# [To do]
Pick out each line with the word "color" from the material that follows.

# [Listing]
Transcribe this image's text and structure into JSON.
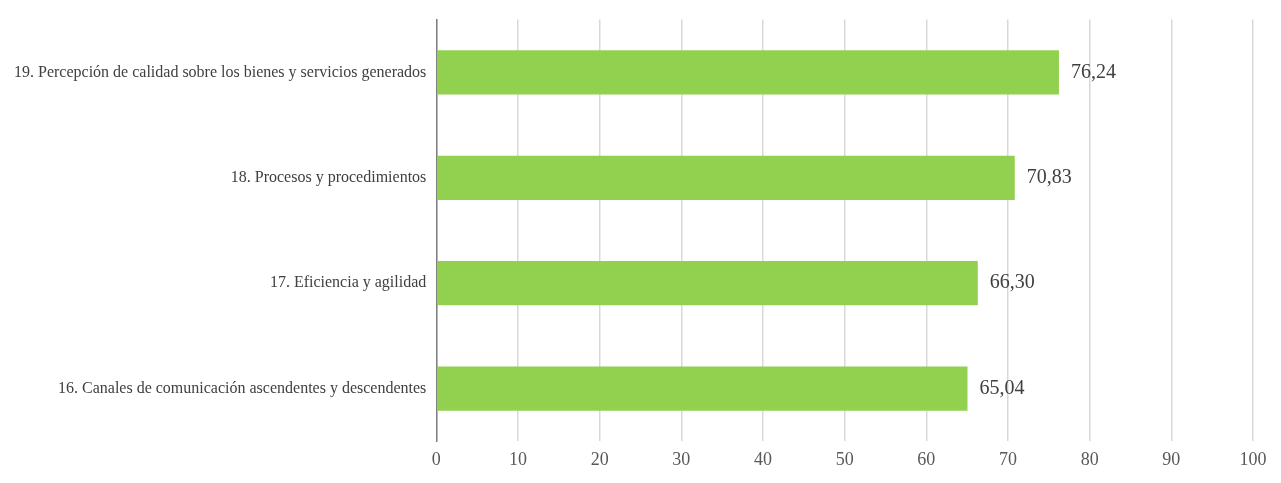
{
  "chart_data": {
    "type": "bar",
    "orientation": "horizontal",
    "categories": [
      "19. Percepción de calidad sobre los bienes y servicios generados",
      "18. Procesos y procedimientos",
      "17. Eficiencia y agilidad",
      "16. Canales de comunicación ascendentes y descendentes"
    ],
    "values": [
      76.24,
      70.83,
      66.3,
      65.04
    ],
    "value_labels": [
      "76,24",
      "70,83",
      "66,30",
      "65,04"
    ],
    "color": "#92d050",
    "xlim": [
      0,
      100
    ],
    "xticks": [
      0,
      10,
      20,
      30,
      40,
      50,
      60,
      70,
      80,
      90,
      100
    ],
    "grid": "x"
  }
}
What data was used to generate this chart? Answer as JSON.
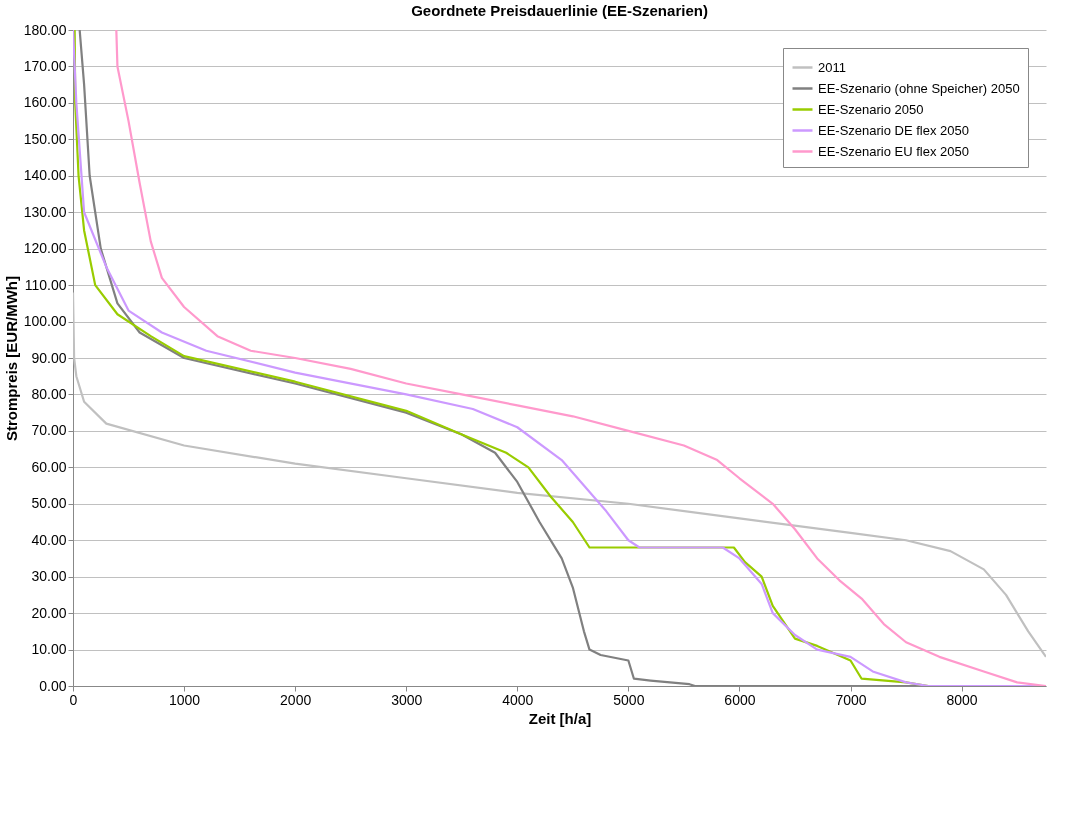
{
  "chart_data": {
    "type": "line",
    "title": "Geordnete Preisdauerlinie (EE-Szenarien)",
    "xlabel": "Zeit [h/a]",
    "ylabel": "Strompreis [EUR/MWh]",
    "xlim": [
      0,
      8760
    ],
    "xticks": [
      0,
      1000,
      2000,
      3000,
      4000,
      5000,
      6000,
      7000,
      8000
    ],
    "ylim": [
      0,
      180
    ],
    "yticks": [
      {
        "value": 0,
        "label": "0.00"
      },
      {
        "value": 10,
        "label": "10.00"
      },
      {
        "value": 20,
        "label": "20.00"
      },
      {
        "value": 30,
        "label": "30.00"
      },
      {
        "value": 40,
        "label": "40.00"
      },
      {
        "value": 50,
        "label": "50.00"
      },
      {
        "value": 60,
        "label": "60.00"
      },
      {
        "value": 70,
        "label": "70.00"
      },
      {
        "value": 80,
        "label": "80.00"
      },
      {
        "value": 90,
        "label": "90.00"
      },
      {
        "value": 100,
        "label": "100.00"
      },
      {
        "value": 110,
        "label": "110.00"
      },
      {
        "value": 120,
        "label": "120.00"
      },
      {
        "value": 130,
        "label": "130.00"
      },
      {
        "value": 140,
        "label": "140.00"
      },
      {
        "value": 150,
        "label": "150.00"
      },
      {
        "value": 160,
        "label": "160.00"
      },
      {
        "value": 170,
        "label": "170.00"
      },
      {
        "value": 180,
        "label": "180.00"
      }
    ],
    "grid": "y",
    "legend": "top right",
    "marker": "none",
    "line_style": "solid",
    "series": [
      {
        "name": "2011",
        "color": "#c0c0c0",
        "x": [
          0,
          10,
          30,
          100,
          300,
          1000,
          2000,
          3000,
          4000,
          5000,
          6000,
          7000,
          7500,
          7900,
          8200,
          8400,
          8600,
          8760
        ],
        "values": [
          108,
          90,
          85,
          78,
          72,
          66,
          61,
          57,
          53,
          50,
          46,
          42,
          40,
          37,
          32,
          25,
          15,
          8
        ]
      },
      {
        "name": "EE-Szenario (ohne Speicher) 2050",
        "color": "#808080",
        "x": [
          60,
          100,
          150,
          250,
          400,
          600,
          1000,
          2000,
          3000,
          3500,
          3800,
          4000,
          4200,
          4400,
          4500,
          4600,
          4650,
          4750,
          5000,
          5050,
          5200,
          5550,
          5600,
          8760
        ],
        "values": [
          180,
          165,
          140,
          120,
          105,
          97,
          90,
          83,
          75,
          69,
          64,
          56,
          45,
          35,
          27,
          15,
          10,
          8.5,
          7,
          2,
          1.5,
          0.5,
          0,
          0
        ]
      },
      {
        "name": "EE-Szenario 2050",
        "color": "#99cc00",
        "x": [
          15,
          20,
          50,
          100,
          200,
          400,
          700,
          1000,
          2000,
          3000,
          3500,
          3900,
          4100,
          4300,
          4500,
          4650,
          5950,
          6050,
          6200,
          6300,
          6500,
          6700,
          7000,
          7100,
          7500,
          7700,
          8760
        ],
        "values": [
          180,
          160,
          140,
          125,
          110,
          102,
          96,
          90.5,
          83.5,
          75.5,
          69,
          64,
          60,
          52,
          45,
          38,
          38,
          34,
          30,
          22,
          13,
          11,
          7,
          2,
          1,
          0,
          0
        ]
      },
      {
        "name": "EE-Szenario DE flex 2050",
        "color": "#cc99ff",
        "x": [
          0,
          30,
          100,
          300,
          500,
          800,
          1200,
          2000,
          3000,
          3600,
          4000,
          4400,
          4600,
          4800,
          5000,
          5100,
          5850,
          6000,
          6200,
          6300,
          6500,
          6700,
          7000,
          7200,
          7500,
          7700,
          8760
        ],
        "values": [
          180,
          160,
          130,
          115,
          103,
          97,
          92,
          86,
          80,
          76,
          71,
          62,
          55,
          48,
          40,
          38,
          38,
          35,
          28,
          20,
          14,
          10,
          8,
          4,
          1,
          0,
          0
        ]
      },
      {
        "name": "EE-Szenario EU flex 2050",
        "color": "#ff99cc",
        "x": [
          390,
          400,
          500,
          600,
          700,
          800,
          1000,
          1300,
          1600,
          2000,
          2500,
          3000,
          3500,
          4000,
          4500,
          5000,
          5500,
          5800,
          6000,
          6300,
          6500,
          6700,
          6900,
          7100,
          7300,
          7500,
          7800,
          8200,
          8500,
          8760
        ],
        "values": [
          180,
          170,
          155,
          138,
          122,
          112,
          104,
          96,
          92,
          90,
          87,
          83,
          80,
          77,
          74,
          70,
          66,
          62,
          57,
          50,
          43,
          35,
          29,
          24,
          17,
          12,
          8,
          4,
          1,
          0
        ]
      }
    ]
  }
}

...

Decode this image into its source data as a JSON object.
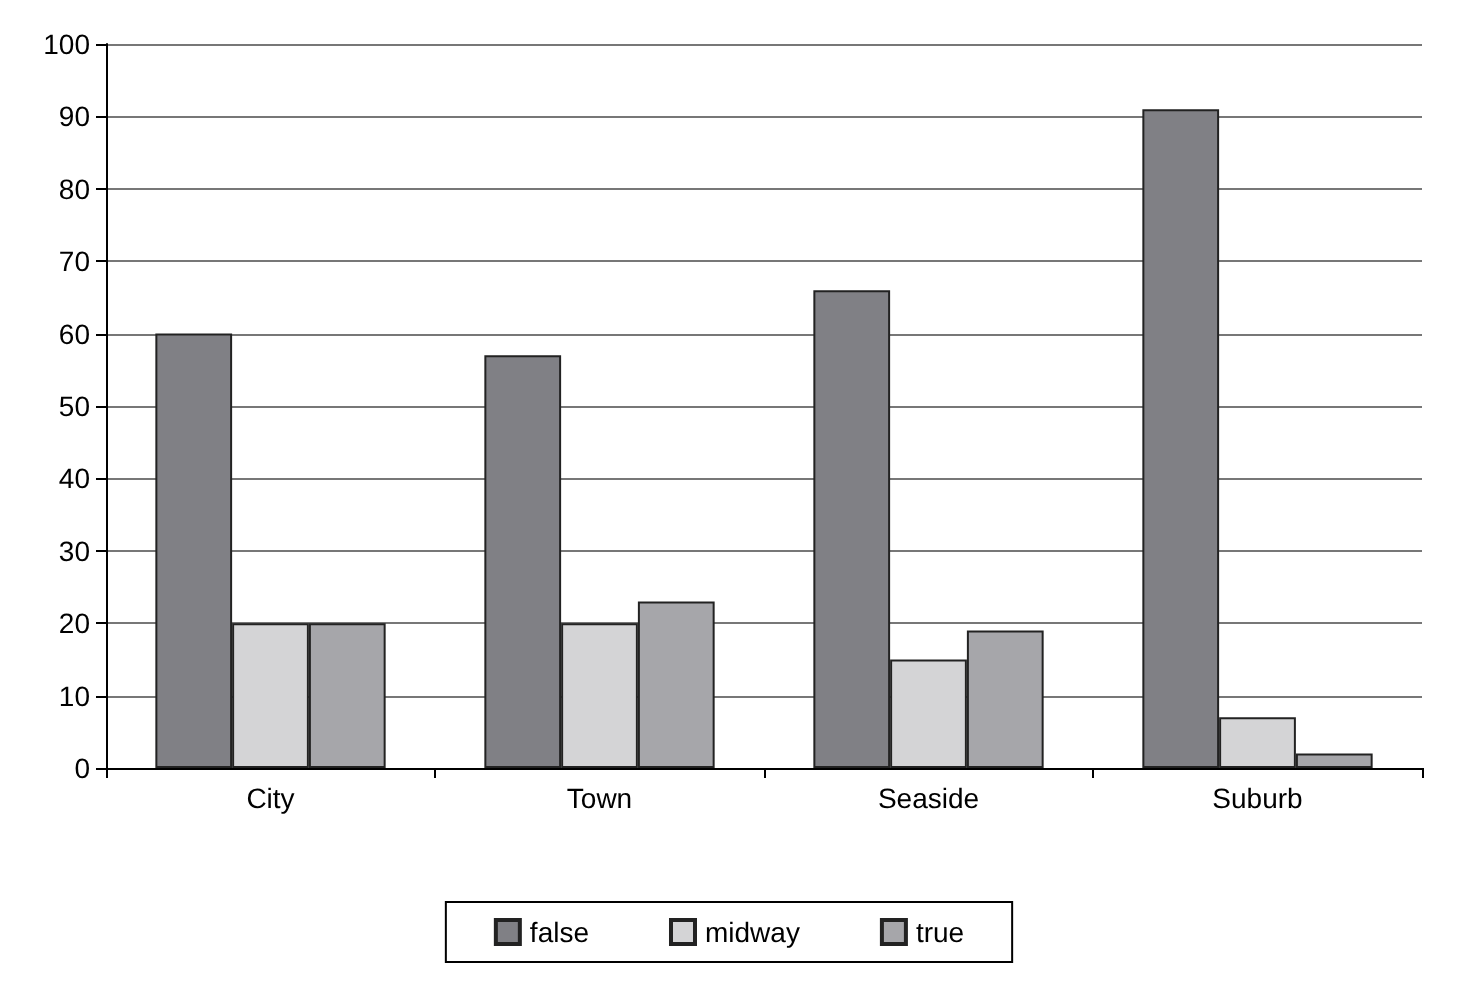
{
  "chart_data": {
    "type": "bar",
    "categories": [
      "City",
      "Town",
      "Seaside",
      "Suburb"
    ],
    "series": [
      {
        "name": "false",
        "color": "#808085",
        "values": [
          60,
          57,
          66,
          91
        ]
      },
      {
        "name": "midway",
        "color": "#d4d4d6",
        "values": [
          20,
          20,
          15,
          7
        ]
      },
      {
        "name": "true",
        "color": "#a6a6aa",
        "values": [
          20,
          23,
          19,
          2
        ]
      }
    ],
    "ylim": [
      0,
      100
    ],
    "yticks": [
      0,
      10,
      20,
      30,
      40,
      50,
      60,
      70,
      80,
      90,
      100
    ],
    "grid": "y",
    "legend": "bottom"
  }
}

...

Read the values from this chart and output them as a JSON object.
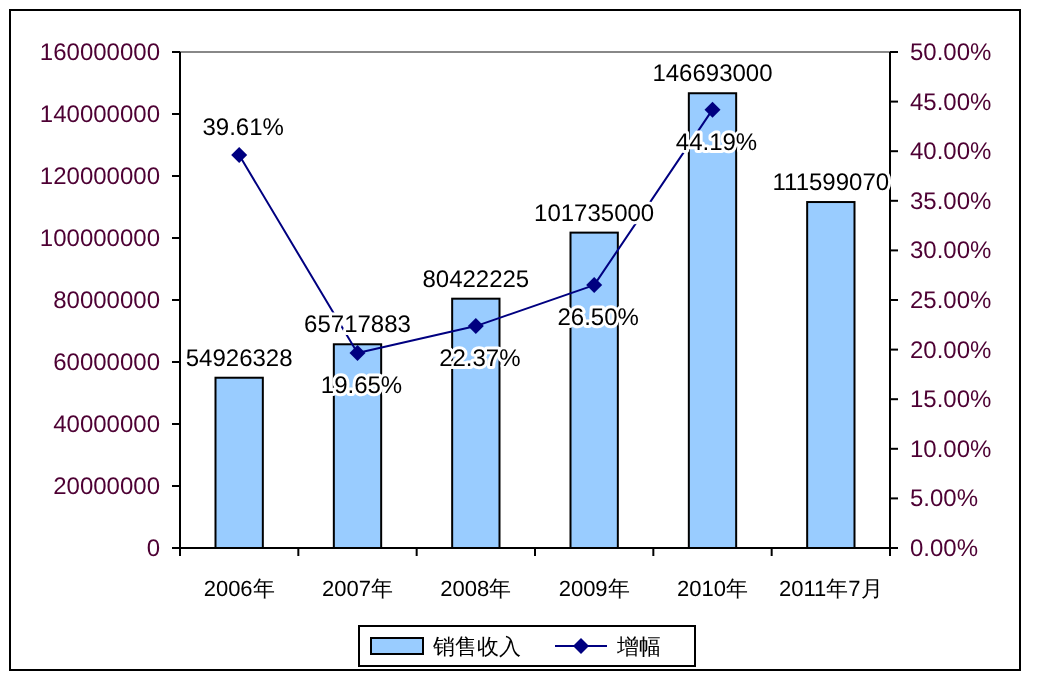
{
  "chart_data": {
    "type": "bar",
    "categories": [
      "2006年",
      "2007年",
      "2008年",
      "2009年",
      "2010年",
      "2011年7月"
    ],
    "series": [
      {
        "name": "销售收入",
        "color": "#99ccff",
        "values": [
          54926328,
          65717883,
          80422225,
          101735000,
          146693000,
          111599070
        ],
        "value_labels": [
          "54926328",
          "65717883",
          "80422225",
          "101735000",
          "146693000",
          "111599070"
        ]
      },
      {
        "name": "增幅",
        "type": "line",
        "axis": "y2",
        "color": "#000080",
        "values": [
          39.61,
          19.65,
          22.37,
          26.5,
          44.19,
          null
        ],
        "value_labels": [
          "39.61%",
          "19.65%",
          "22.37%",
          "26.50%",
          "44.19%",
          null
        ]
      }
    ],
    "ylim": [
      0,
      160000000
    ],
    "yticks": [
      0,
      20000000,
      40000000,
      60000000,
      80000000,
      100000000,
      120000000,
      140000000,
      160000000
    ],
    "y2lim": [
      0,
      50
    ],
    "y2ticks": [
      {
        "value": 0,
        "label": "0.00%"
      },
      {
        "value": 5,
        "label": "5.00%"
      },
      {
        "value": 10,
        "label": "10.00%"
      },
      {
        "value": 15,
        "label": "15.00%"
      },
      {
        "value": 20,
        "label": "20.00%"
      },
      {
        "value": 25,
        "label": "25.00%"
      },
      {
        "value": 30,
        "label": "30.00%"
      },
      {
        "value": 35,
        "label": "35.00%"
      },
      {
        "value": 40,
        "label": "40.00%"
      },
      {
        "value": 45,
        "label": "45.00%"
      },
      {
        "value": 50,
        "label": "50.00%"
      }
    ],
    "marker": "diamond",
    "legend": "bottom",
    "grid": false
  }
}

# [Final answer]
    "color": "#92d050",
        "color": "#c0c0c0",
        "color": "#808080",
        "color": "#99cc00",
        "color": "#cc99ff",
        "color": "#ff99cc",
        "color": "#808085",
        "color": "#d4d4d6",
        "color": "#a6a6aa",
        "color": "#99ccff",
        "color": "#000080",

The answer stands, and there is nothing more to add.